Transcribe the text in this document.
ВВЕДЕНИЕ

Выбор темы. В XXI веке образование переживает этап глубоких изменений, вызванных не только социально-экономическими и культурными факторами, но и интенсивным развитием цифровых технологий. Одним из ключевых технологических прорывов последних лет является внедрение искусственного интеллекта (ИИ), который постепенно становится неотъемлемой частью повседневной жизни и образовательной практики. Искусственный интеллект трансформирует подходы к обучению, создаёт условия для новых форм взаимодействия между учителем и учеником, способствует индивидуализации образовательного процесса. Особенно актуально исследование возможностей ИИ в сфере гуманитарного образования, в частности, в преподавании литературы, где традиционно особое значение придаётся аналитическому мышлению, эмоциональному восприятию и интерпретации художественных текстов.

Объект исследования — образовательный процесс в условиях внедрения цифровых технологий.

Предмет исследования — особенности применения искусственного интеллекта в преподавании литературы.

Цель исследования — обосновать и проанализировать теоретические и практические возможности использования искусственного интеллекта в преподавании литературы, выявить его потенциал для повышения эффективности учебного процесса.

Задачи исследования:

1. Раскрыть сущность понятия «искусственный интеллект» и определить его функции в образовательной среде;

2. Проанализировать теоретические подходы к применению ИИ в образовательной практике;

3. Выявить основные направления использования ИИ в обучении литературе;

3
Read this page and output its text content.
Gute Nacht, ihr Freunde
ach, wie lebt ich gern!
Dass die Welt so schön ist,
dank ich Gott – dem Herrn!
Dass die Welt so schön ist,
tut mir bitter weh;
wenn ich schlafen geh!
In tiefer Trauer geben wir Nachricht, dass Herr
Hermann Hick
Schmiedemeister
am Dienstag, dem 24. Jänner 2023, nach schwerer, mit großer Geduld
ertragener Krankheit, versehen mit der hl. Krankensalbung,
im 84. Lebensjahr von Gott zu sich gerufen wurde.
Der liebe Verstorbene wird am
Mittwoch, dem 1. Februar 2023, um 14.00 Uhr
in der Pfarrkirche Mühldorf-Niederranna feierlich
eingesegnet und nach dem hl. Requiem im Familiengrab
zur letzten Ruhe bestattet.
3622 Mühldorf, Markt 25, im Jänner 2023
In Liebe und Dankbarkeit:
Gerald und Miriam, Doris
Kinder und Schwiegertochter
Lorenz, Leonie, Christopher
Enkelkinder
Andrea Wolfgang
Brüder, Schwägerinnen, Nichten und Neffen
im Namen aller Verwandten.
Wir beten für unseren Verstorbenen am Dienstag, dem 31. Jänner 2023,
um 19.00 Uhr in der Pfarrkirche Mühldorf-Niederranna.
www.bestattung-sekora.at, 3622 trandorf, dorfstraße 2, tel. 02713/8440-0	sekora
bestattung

* [EXERCISE]
Pick out each line containing "this" and report it.

* [FINISHED EXERCISE]
Transcribe the text in this document.
Read this page and output its text content.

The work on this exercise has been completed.